DATA SHOWN —
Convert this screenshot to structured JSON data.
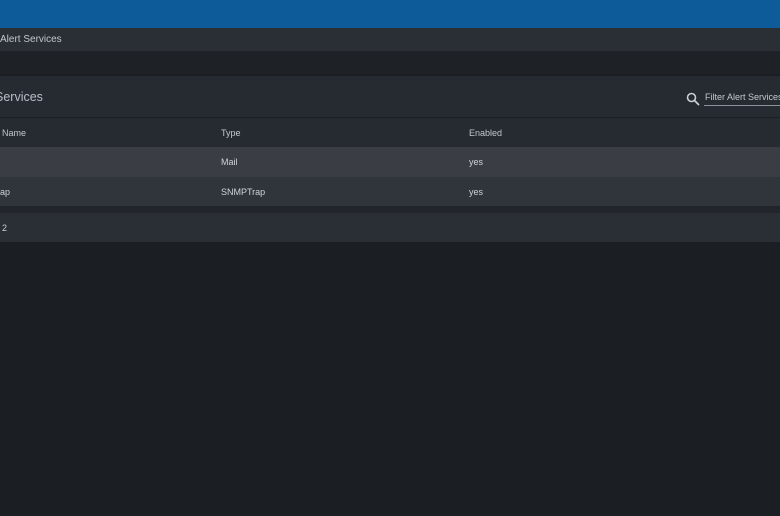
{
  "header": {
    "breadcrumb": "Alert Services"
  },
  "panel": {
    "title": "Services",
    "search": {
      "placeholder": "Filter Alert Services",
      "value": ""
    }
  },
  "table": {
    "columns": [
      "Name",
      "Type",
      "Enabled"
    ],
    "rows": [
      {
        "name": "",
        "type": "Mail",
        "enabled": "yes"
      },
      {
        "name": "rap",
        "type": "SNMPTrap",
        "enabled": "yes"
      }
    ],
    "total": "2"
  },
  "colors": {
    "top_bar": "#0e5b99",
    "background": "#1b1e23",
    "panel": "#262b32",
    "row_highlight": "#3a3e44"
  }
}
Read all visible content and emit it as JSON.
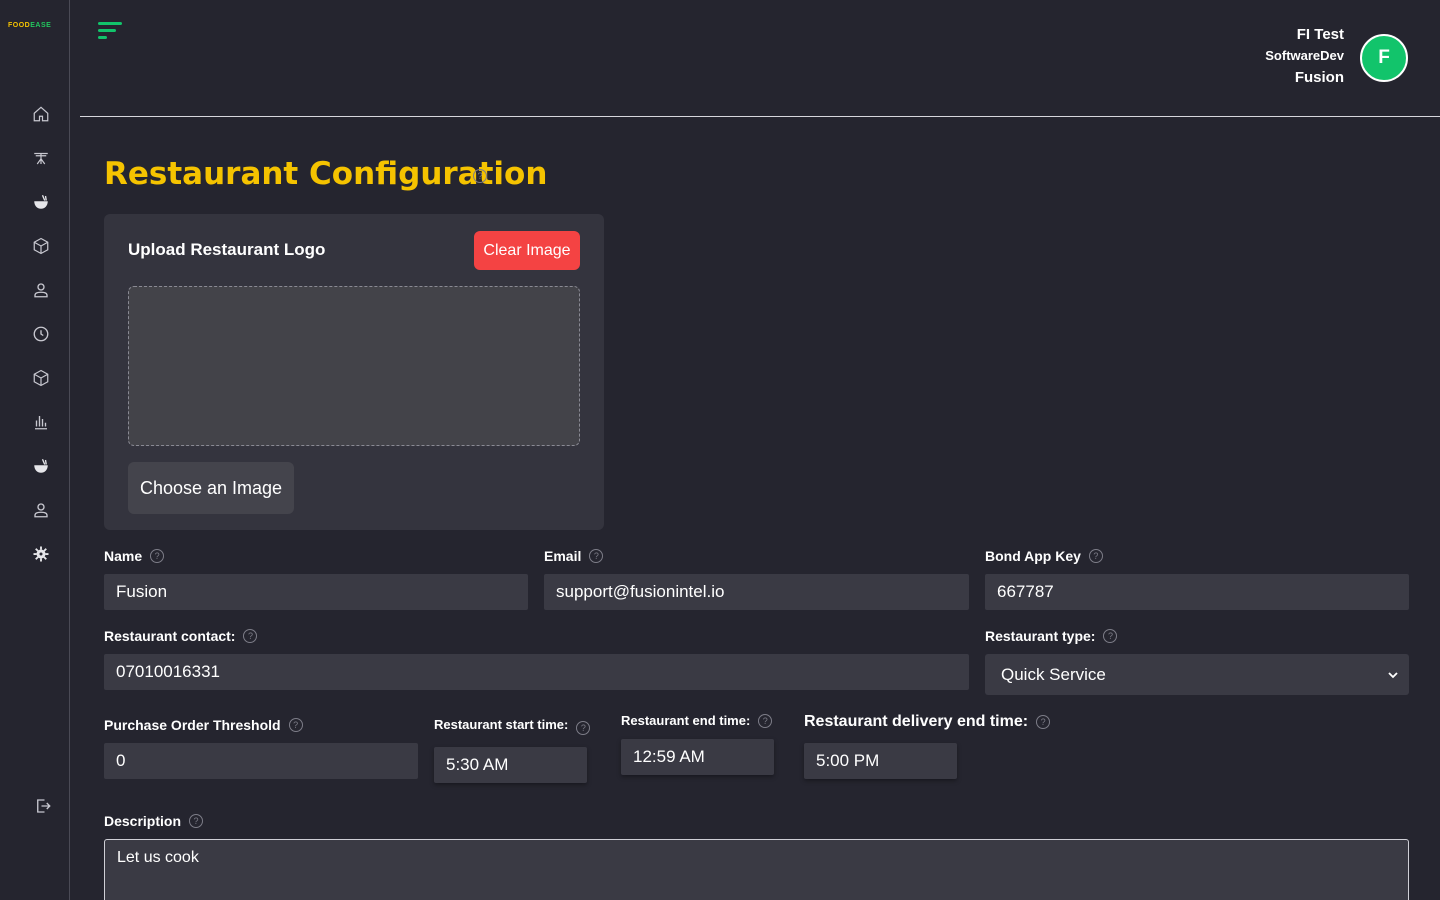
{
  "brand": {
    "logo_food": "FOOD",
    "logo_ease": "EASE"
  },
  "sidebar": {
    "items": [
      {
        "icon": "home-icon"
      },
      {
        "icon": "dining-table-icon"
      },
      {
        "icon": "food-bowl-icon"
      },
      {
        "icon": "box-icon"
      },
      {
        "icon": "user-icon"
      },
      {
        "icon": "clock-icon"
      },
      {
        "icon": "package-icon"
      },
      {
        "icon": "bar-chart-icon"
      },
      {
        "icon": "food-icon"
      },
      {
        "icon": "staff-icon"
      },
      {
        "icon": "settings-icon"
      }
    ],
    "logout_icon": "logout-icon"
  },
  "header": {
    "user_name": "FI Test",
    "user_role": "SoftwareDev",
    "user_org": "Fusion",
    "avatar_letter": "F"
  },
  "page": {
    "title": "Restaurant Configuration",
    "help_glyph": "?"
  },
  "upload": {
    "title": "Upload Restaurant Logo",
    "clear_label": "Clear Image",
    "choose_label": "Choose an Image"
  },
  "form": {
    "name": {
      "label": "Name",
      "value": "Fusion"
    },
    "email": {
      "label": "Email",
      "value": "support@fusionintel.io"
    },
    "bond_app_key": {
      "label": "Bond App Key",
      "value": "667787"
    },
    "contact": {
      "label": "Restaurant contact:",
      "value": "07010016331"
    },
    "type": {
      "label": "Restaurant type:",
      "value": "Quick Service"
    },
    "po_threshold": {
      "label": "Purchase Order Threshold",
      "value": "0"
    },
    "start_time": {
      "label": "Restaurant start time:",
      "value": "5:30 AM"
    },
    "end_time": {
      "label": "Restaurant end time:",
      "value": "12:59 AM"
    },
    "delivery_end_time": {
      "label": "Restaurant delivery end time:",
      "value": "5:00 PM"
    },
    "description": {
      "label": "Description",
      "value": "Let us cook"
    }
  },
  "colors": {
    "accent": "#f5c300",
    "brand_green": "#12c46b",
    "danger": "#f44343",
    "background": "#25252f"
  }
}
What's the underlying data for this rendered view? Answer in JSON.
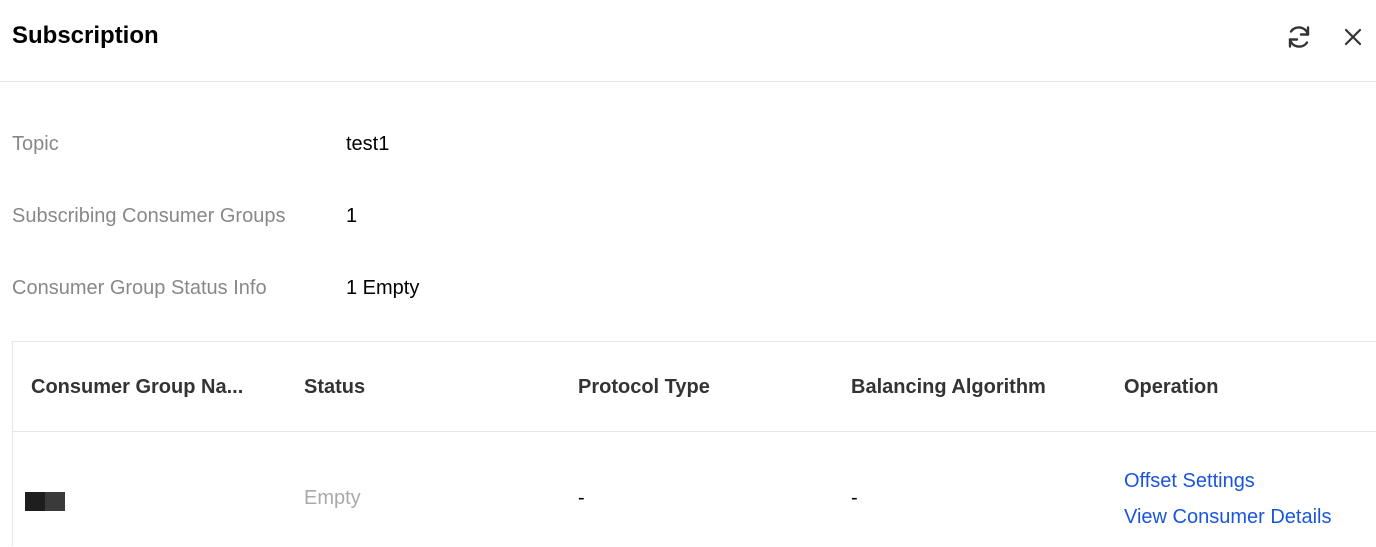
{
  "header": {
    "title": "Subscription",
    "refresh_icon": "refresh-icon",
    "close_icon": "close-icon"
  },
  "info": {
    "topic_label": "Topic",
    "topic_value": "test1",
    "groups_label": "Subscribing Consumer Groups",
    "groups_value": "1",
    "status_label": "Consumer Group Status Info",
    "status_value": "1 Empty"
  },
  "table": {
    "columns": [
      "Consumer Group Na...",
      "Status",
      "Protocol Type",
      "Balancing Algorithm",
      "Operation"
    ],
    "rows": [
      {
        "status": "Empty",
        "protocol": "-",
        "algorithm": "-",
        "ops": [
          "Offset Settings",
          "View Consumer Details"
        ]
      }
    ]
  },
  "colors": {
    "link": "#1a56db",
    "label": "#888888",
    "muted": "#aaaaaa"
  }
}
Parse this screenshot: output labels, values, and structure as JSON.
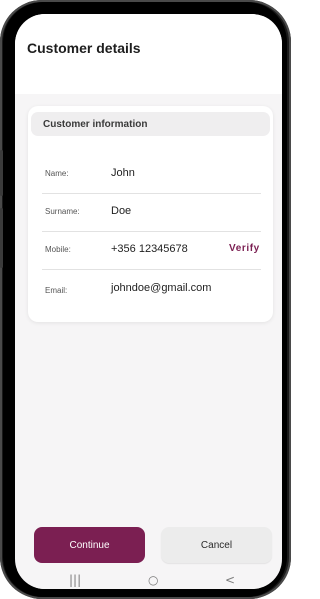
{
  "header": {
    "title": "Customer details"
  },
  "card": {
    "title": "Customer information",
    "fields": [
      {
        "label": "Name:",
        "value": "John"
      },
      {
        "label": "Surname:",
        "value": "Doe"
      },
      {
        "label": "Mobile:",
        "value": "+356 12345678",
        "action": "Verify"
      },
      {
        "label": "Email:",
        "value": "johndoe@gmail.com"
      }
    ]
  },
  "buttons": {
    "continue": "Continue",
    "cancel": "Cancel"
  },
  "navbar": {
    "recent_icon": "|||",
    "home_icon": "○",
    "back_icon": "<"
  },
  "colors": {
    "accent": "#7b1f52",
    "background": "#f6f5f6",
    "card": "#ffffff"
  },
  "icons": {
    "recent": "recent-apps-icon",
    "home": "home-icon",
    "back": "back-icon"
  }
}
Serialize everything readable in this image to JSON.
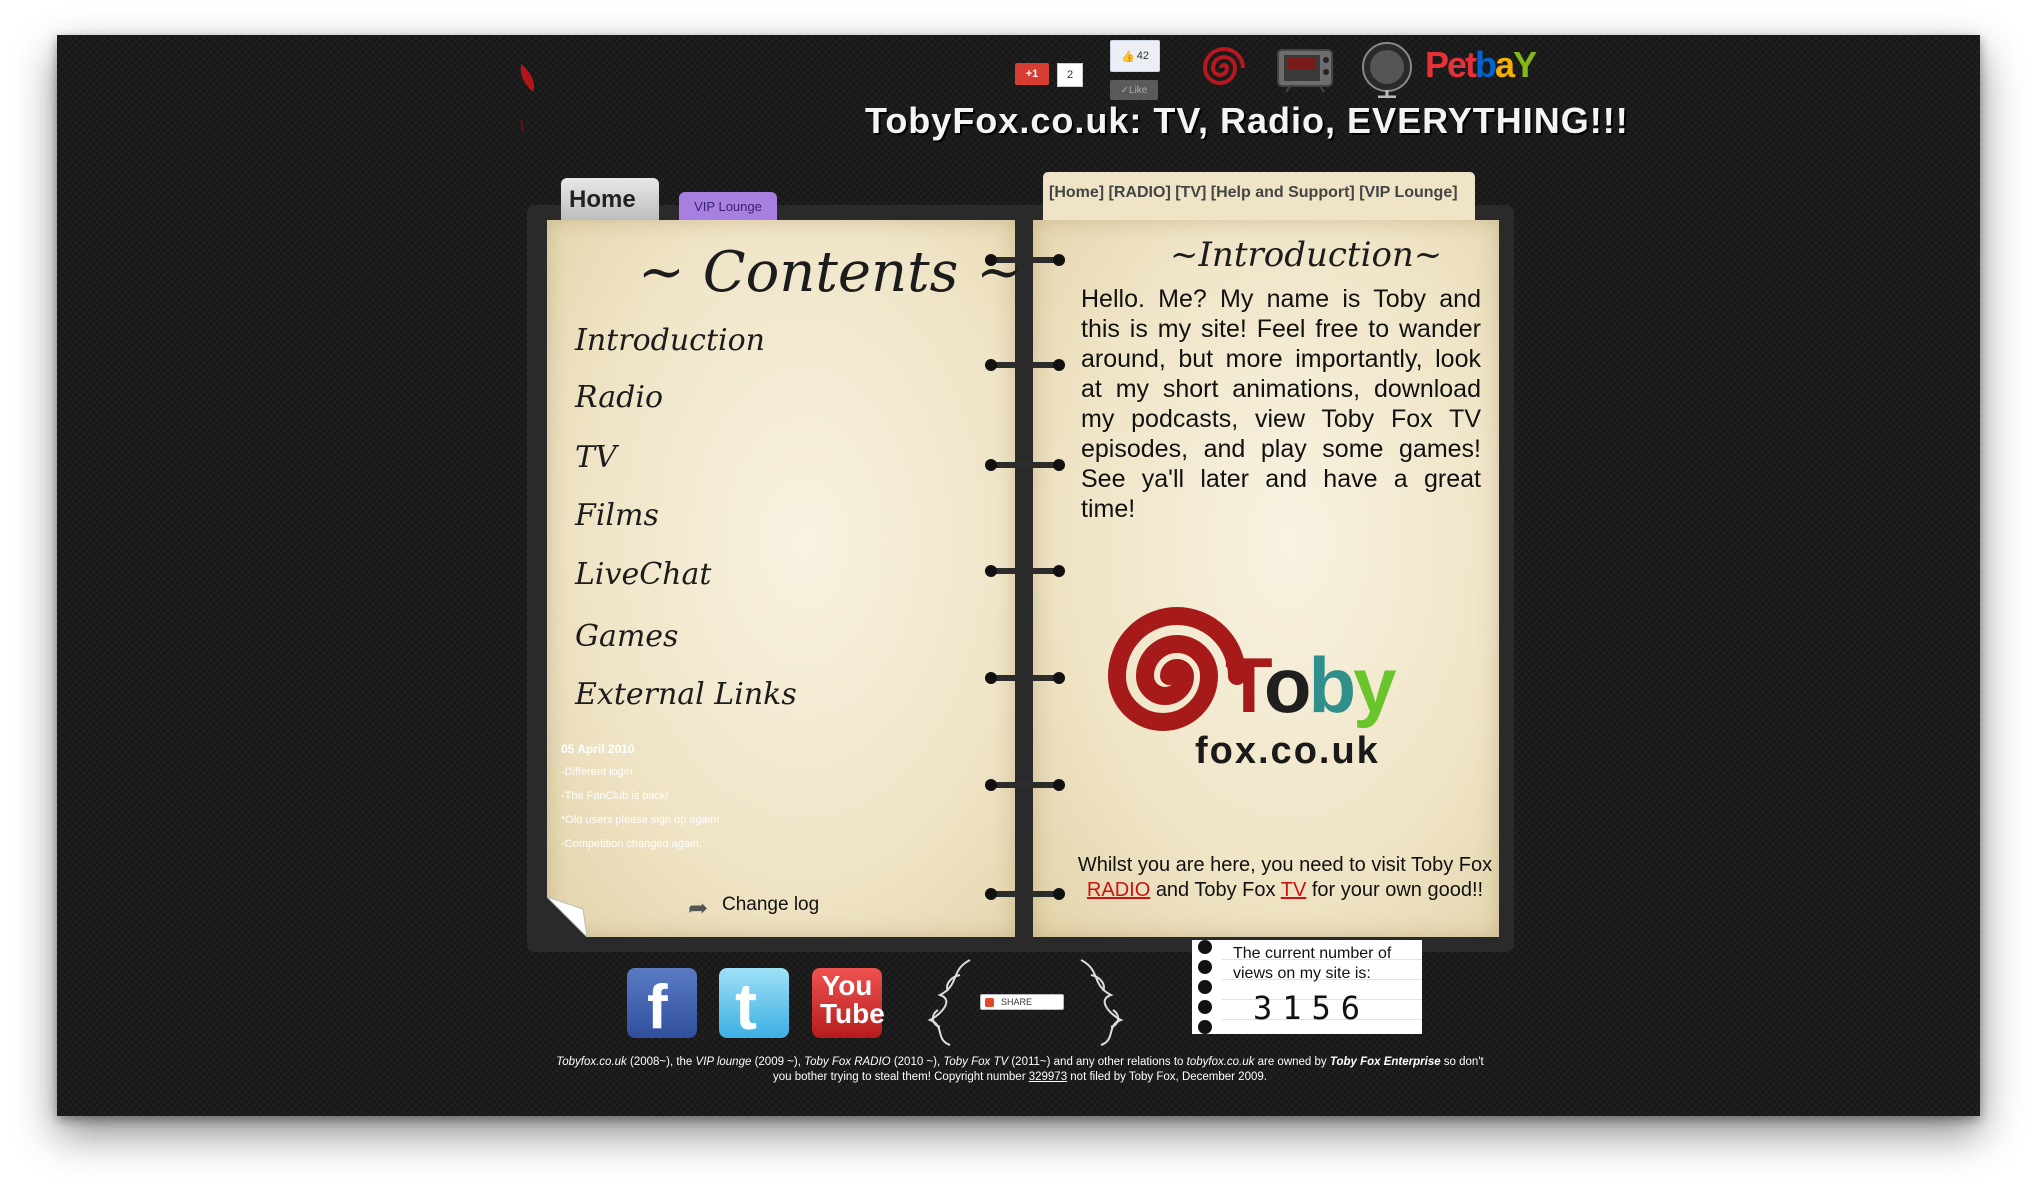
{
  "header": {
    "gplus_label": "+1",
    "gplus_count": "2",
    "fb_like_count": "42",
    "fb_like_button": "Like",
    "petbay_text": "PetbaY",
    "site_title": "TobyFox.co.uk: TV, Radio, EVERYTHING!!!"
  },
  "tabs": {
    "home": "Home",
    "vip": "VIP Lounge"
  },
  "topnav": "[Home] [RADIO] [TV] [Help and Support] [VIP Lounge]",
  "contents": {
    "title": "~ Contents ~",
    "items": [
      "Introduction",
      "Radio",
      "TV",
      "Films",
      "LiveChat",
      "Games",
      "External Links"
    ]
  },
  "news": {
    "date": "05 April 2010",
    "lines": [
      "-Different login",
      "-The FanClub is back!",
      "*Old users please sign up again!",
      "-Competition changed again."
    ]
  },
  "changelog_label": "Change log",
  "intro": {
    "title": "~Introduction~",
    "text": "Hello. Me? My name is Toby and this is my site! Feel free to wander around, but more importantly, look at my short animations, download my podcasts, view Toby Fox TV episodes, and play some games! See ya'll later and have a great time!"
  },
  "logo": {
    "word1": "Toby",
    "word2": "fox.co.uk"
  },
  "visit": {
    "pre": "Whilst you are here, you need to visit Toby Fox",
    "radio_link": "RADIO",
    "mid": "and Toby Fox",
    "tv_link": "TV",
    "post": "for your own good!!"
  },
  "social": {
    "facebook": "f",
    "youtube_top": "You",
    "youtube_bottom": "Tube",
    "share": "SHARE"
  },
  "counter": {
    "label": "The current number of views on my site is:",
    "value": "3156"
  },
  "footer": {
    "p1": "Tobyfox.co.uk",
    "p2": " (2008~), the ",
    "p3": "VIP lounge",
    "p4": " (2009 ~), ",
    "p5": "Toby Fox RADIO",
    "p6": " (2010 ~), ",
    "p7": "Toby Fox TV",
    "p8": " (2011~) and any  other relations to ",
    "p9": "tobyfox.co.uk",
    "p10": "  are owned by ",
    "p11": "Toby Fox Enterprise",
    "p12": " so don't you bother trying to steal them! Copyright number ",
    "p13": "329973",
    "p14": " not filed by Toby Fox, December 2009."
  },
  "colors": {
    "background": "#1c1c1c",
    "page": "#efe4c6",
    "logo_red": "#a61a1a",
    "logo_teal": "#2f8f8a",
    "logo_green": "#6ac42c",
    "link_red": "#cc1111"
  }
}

SHORT EXERCISE — Transcribe the whole listing exactly. Pictures are excluded.

OUTPUT OF THE EXERCISE —
Convert this screenshot to structured JSON data.
{
  "header": {
    "breadcrumb": "Alert Services"
  },
  "panel": {
    "title": "Services",
    "search": {
      "placeholder": "Filter Alert Services",
      "value": ""
    }
  },
  "table": {
    "columns": [
      "Name",
      "Type",
      "Enabled"
    ],
    "rows": [
      {
        "name": "",
        "type": "Mail",
        "enabled": "yes"
      },
      {
        "name": "rap",
        "type": "SNMPTrap",
        "enabled": "yes"
      }
    ],
    "total": "2"
  },
  "colors": {
    "top_bar": "#0e5b99",
    "background": "#1b1e23",
    "panel": "#262b32",
    "row_highlight": "#3a3e44"
  }
}
Read all visible content and emit it as JSON.
{
  "brand": {
    "logo_food": "FOOD",
    "logo_ease": "EASE"
  },
  "sidebar": {
    "items": [
      {
        "icon": "home-icon"
      },
      {
        "icon": "dining-table-icon"
      },
      {
        "icon": "food-bowl-icon"
      },
      {
        "icon": "box-icon"
      },
      {
        "icon": "user-icon"
      },
      {
        "icon": "clock-icon"
      },
      {
        "icon": "package-icon"
      },
      {
        "icon": "bar-chart-icon"
      },
      {
        "icon": "food-icon"
      },
      {
        "icon": "staff-icon"
      },
      {
        "icon": "settings-icon"
      }
    ],
    "logout_icon": "logout-icon"
  },
  "header": {
    "user_name": "FI Test",
    "user_role": "SoftwareDev",
    "user_org": "Fusion",
    "avatar_letter": "F"
  },
  "page": {
    "title": "Restaurant Configuration",
    "help_glyph": "?"
  },
  "upload": {
    "title": "Upload Restaurant Logo",
    "clear_label": "Clear Image",
    "choose_label": "Choose an Image"
  },
  "form": {
    "name": {
      "label": "Name",
      "value": "Fusion"
    },
    "email": {
      "label": "Email",
      "value": "support@fusionintel.io"
    },
    "bond_app_key": {
      "label": "Bond App Key",
      "value": "667787"
    },
    "contact": {
      "label": "Restaurant contact:",
      "value": "07010016331"
    },
    "type": {
      "label": "Restaurant type:",
      "value": "Quick Service"
    },
    "po_threshold": {
      "label": "Purchase Order Threshold",
      "value": "0"
    },
    "start_time": {
      "label": "Restaurant start time:",
      "value": "5:30 AM"
    },
    "end_time": {
      "label": "Restaurant end time:",
      "value": "12:59 AM"
    },
    "delivery_end_time": {
      "label": "Restaurant delivery end time:",
      "value": "5:00 PM"
    },
    "description": {
      "label": "Description",
      "value": "Let us cook"
    }
  },
  "colors": {
    "accent": "#f5c300",
    "brand_green": "#12c46b",
    "danger": "#f44343",
    "background": "#25252f"
  }
}
What's the underlying data for this rendered view? Answer in JSON.
{
  "header": {
    "title": "Subscription",
    "refresh_icon": "refresh-icon",
    "close_icon": "close-icon"
  },
  "info": {
    "topic_label": "Topic",
    "topic_value": "test1",
    "groups_label": "Subscribing Consumer Groups",
    "groups_value": "1",
    "status_label": "Consumer Group Status Info",
    "status_value": "1 Empty"
  },
  "table": {
    "columns": [
      "Consumer Group Na...",
      "Status",
      "Protocol Type",
      "Balancing Algorithm",
      "Operation"
    ],
    "rows": [
      {
        "status": "Empty",
        "protocol": "-",
        "algorithm": "-",
        "ops": [
          "Offset Settings",
          "View Consumer Details"
        ]
      }
    ]
  },
  "colors": {
    "link": "#1a56db",
    "label": "#888888",
    "muted": "#aaaaaa"
  }
}
Parse this screenshot: output labels, values, and structure as JSON.
{
  "header": {
    "title": "Customer details"
  },
  "card": {
    "title": "Customer information",
    "fields": [
      {
        "label": "Name:",
        "value": "John"
      },
      {
        "label": "Surname:",
        "value": "Doe"
      },
      {
        "label": "Mobile:",
        "value": "+356 12345678",
        "action": "Verify"
      },
      {
        "label": "Email:",
        "value": "johndoe@gmail.com"
      }
    ]
  },
  "buttons": {
    "continue": "Continue",
    "cancel": "Cancel"
  },
  "navbar": {
    "recent_icon": "|||",
    "home_icon": "○",
    "back_icon": "<"
  },
  "colors": {
    "accent": "#7b1f52",
    "background": "#f6f5f6",
    "card": "#ffffff"
  },
  "icons": {
    "recent": "recent-apps-icon",
    "home": "home-icon",
    "back": "back-icon"
  }
}
Serialize everything readable in this image to JSON.
{
  "header": {
    "gplus_label": "+1",
    "gplus_count": "2",
    "fb_like_count": "42",
    "fb_like_button": "Like",
    "petbay_text": "PetbaY",
    "site_title": "TobyFox.co.uk: TV, Radio, EVERYTHING!!!"
  },
  "tabs": {
    "home": "Home",
    "vip": "VIP Lounge"
  },
  "topnav": "[Home] [RADIO] [TV] [Help and Support] [VIP Lounge]",
  "contents": {
    "title": "~ Contents ~",
    "items": [
      "Introduction",
      "Radio",
      "TV",
      "Films",
      "LiveChat",
      "Games",
      "External Links"
    ]
  },
  "news": {
    "date": "05 April 2010",
    "lines": [
      "-Different login",
      "-The FanClub is back!",
      "*Old users please sign up again!",
      "-Competition changed again."
    ]
  },
  "changelog_label": "Change log",
  "intro": {
    "title": "~Introduction~",
    "text": "Hello. Me? My name is Toby and this is my site! Feel free to wander around, but more importantly, look at my short animations, download my podcasts, view Toby Fox TV episodes, and play some games! See ya'll later and have a great time!"
  },
  "logo": {
    "word1": "Toby",
    "word2": "fox.co.uk"
  },
  "visit": {
    "pre": "Whilst you are here, you need to visit Toby Fox",
    "radio_link": "RADIO",
    "mid": "and Toby Fox",
    "tv_link": "TV",
    "post": "for your own good!!"
  },
  "social": {
    "facebook": "f",
    "youtube_top": "You",
    "youtube_bottom": "Tube",
    "share": "SHARE"
  },
  "counter": {
    "label": "The current number of views on my site is:",
    "value": "3156"
  },
  "footer": {
    "p1": "Tobyfox.co.uk",
    "p2": " (2008~), the ",
    "p3": "VIP lounge",
    "p4": " (2009 ~), ",
    "p5": "Toby Fox RADIO",
    "p6": " (2010 ~), ",
    "p7": "Toby Fox TV",
    "p8": " (2011~) and any  other relations to ",
    "p9": "tobyfox.co.uk",
    "p10": "  are owned by ",
    "p11": "Toby Fox Enterprise",
    "p12": " so don't you bother trying to steal them! Copyright number ",
    "p13": "329973",
    "p14": " not filed by Toby Fox, December 2009."
  },
  "colors": {
    "background": "#1c1c1c",
    "page": "#efe4c6",
    "logo_red": "#a61a1a",
    "logo_teal": "#2f8f8a",
    "logo_green": "#6ac42c",
    "link_red": "#cc1111"
  }
}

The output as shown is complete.